From the entries provided below, copy each line that contains the word "name".

▶ _Figure contents as structured data_
——————————

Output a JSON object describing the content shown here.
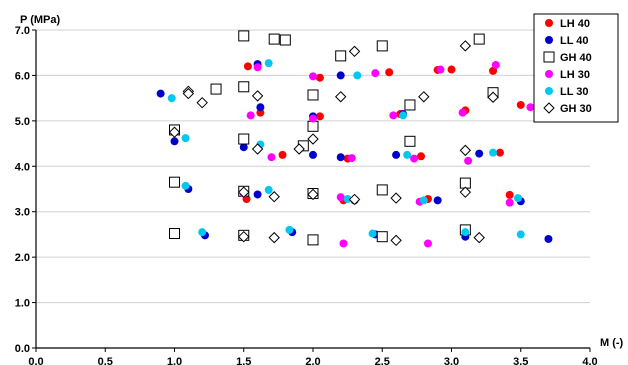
{
  "chart_data": {
    "type": "scatter",
    "ylabel": "P (MPa)",
    "xlabel": "M (-)",
    "xlim": [
      0.0,
      4.0
    ],
    "ylim": [
      0.0,
      7.0
    ],
    "x_ticks": [
      0.0,
      0.5,
      1.0,
      1.5,
      2.0,
      2.5,
      3.0,
      3.5,
      4.0
    ],
    "y_ticks": [
      0.0,
      1.0,
      2.0,
      3.0,
      4.0,
      5.0,
      6.0,
      7.0
    ],
    "x_tick_labels": [
      "0.0",
      "0.5",
      "1.0",
      "1.5",
      "2.0",
      "2.5",
      "3.0",
      "3.5",
      "4.0"
    ],
    "y_tick_labels": [
      "0.0",
      "1.0",
      "2.0",
      "3.0",
      "4.0",
      "5.0",
      "6.0",
      "7.0"
    ],
    "grid": "horizontal",
    "legend_position": "top-right",
    "series": [
      {
        "name": "LH 40",
        "marker": "filled-circle",
        "color": "#ff0000",
        "points": [
          [
            1.53,
            6.2
          ],
          [
            1.62,
            5.18
          ],
          [
            2.05,
            5.95
          ],
          [
            2.05,
            5.1
          ],
          [
            2.55,
            6.07
          ],
          [
            2.9,
            6.12
          ],
          [
            3.0,
            6.13
          ],
          [
            3.1,
            5.23
          ],
          [
            3.3,
            6.1
          ],
          [
            2.63,
            5.15
          ],
          [
            1.78,
            4.25
          ],
          [
            2.25,
            4.17
          ],
          [
            2.78,
            4.22
          ],
          [
            3.35,
            4.3
          ],
          [
            3.5,
            5.35
          ],
          [
            1.52,
            3.28
          ],
          [
            2.22,
            3.25
          ],
          [
            2.83,
            3.28
          ],
          [
            3.42,
            3.37
          ]
        ]
      },
      {
        "name": "LL 40",
        "marker": "filled-circle",
        "color": "#0000cc",
        "points": [
          [
            0.9,
            5.6
          ],
          [
            1.0,
            4.55
          ],
          [
            1.1,
            3.5
          ],
          [
            1.22,
            2.48
          ],
          [
            1.5,
            4.42
          ],
          [
            1.6,
            6.25
          ],
          [
            1.62,
            5.3
          ],
          [
            1.6,
            3.38
          ],
          [
            1.85,
            2.55
          ],
          [
            2.0,
            5.1
          ],
          [
            2.0,
            4.25
          ],
          [
            2.2,
            6.0
          ],
          [
            2.2,
            4.2
          ],
          [
            2.3,
            3.25
          ],
          [
            2.45,
            2.5
          ],
          [
            2.6,
            4.25
          ],
          [
            2.65,
            5.15
          ],
          [
            2.9,
            3.25
          ],
          [
            3.1,
            2.45
          ],
          [
            3.2,
            4.28
          ],
          [
            3.5,
            3.23
          ],
          [
            3.7,
            2.4
          ]
        ]
      },
      {
        "name": "GH 40",
        "marker": "hollow-square",
        "color": "#000000",
        "points": [
          [
            1.0,
            4.8
          ],
          [
            1.0,
            3.65
          ],
          [
            1.0,
            2.52
          ],
          [
            1.3,
            5.7
          ],
          [
            1.5,
            6.87
          ],
          [
            1.5,
            5.75
          ],
          [
            1.5,
            4.6
          ],
          [
            1.5,
            3.45
          ],
          [
            1.5,
            2.48
          ],
          [
            1.72,
            6.8
          ],
          [
            1.8,
            6.78
          ],
          [
            1.93,
            4.45
          ],
          [
            2.0,
            5.57
          ],
          [
            2.0,
            4.88
          ],
          [
            2.0,
            3.4
          ],
          [
            2.0,
            2.38
          ],
          [
            2.2,
            6.43
          ],
          [
            2.5,
            6.65
          ],
          [
            2.5,
            3.48
          ],
          [
            2.5,
            2.45
          ],
          [
            2.7,
            5.35
          ],
          [
            2.7,
            4.55
          ],
          [
            3.1,
            3.63
          ],
          [
            3.1,
            2.6
          ],
          [
            3.2,
            6.8
          ],
          [
            3.3,
            5.62
          ]
        ]
      },
      {
        "name": "LH 30",
        "marker": "filled-circle",
        "color": "#ff00ff",
        "points": [
          [
            1.6,
            6.18
          ],
          [
            1.55,
            5.12
          ],
          [
            1.7,
            4.2
          ],
          [
            1.5,
            3.4
          ],
          [
            2.0,
            5.98
          ],
          [
            2.0,
            5.05
          ],
          [
            2.2,
            3.32
          ],
          [
            2.22,
            2.3
          ],
          [
            2.28,
            4.18
          ],
          [
            2.45,
            6.05
          ],
          [
            2.58,
            5.12
          ],
          [
            2.73,
            4.17
          ],
          [
            2.77,
            3.22
          ],
          [
            2.92,
            6.13
          ],
          [
            2.83,
            2.3
          ],
          [
            3.08,
            5.18
          ],
          [
            3.12,
            4.12
          ],
          [
            3.32,
            6.23
          ],
          [
            3.42,
            3.2
          ],
          [
            3.57,
            5.3
          ]
        ]
      },
      {
        "name": "LL 30",
        "marker": "filled-circle",
        "color": "#00c8f0",
        "points": [
          [
            0.98,
            5.5
          ],
          [
            1.08,
            4.62
          ],
          [
            1.08,
            3.57
          ],
          [
            1.2,
            2.55
          ],
          [
            1.62,
            4.48
          ],
          [
            1.68,
            6.27
          ],
          [
            1.68,
            3.48
          ],
          [
            1.83,
            2.6
          ],
          [
            2.32,
            6.0
          ],
          [
            2.43,
            2.52
          ],
          [
            2.65,
            5.12
          ],
          [
            2.68,
            4.25
          ],
          [
            2.8,
            3.25
          ],
          [
            3.1,
            2.55
          ],
          [
            3.3,
            4.3
          ],
          [
            3.48,
            3.3
          ],
          [
            3.5,
            2.5
          ],
          [
            2.25,
            3.28
          ]
        ]
      },
      {
        "name": "GH 30",
        "marker": "hollow-diamond",
        "color": "#000000",
        "points": [
          [
            1.0,
            4.75
          ],
          [
            1.1,
            5.65
          ],
          [
            1.1,
            5.6
          ],
          [
            1.2,
            5.4
          ],
          [
            1.5,
            3.43
          ],
          [
            1.5,
            2.45
          ],
          [
            1.6,
            5.55
          ],
          [
            1.6,
            4.38
          ],
          [
            1.72,
            3.33
          ],
          [
            1.72,
            2.43
          ],
          [
            1.9,
            4.38
          ],
          [
            2.0,
            4.6
          ],
          [
            2.0,
            3.38
          ],
          [
            2.2,
            5.53
          ],
          [
            2.3,
            6.53
          ],
          [
            2.3,
            3.27
          ],
          [
            2.6,
            3.3
          ],
          [
            2.6,
            2.37
          ],
          [
            2.8,
            5.53
          ],
          [
            3.1,
            6.65
          ],
          [
            3.1,
            4.35
          ],
          [
            3.1,
            3.43
          ],
          [
            3.2,
            2.43
          ],
          [
            3.3,
            5.52
          ]
        ]
      }
    ]
  }
}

——————————

▶ _Response_
        "name": "LH 40",
        "name": "LL 40",
        "name": "GH 40",
        "name": "LH 30",
        "name": "LL 30",
        "name": "GH 30",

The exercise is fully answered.